*Given exercise*: Read the listing below and copy out every line that holds "true".

*Data entries*:

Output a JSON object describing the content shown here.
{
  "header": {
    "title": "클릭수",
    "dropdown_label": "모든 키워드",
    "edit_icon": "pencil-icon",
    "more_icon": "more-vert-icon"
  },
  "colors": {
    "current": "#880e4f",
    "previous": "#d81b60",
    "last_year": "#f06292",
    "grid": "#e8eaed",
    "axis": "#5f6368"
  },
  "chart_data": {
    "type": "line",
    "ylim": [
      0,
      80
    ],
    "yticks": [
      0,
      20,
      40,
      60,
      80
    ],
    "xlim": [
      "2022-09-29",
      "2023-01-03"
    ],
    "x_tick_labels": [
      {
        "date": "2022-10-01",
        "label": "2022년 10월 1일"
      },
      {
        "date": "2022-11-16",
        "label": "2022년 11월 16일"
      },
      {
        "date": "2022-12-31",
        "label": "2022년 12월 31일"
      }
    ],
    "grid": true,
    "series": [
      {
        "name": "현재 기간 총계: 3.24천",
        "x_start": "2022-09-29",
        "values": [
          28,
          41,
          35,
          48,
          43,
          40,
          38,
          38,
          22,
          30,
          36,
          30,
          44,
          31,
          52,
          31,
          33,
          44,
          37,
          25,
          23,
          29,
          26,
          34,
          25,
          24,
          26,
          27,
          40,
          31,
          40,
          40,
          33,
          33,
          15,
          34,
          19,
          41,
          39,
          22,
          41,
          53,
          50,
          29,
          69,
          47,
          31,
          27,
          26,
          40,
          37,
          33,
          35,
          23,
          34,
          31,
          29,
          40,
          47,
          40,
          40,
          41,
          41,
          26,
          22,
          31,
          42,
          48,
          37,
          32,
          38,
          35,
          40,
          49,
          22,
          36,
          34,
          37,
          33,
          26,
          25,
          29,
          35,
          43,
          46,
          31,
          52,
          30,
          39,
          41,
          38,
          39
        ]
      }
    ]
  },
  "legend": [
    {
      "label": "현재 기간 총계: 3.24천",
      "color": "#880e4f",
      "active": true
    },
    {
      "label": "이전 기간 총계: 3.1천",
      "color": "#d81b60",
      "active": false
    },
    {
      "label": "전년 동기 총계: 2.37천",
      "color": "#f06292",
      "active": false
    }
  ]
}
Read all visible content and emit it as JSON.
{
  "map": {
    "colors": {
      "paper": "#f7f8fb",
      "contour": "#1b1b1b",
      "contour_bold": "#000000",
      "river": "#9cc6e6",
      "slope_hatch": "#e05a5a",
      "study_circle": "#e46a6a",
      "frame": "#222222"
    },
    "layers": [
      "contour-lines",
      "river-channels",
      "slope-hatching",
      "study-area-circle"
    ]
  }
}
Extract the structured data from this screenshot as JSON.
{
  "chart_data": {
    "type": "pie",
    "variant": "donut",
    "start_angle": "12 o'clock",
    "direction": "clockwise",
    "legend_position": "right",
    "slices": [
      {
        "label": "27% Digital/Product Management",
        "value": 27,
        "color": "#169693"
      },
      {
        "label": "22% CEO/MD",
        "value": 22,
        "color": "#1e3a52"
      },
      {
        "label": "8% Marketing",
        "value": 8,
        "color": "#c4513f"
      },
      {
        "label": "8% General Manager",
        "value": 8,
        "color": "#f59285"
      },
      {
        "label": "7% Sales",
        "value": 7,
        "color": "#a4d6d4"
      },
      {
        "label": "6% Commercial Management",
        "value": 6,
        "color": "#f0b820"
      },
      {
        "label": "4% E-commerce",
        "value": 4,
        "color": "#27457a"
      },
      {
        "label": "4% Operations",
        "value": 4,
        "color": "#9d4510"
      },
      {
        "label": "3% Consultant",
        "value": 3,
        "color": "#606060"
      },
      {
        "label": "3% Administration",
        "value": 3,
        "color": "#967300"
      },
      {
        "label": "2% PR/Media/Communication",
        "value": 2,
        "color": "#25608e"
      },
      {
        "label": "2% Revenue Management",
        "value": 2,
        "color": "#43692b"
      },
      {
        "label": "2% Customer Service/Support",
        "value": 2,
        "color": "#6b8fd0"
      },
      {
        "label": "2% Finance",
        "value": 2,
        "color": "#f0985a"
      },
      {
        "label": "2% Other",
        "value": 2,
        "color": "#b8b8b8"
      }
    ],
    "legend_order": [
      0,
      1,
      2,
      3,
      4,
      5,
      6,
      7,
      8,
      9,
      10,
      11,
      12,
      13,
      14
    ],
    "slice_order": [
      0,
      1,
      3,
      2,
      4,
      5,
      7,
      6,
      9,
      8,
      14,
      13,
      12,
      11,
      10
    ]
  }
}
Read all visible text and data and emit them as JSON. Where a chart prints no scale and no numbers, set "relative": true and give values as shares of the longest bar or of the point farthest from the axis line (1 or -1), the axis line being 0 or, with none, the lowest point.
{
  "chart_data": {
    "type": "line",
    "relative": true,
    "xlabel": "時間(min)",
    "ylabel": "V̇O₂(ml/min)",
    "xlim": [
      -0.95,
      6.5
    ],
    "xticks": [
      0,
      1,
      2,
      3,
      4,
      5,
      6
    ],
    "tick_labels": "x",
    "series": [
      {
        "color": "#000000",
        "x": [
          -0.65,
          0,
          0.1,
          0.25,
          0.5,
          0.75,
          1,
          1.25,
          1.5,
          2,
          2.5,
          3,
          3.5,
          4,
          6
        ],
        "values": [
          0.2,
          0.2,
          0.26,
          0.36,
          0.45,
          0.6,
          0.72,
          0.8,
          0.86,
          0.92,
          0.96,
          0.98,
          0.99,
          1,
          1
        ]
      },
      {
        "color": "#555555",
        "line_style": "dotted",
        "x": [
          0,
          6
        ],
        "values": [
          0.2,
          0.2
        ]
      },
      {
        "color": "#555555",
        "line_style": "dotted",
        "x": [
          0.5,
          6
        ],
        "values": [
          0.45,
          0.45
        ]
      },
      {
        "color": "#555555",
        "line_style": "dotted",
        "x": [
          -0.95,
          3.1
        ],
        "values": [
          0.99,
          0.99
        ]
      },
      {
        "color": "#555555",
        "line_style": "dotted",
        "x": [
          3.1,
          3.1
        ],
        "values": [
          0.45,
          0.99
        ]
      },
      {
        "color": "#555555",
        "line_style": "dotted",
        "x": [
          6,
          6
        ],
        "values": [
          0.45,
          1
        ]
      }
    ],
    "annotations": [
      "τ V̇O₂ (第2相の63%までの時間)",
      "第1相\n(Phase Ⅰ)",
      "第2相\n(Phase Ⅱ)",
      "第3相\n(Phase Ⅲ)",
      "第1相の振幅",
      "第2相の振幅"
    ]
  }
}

*Answer to the problem*:
    "grid": true,
      "active": true
Read all visible text and data and emit them as JSON. Where a chart prints no scale and no numbers, set "relative": true and give values as shares of the longest bar or of the point farthest from the axis line (1 or -1), the axis line being 0 or, with none, the lowest point.
    "relative": true,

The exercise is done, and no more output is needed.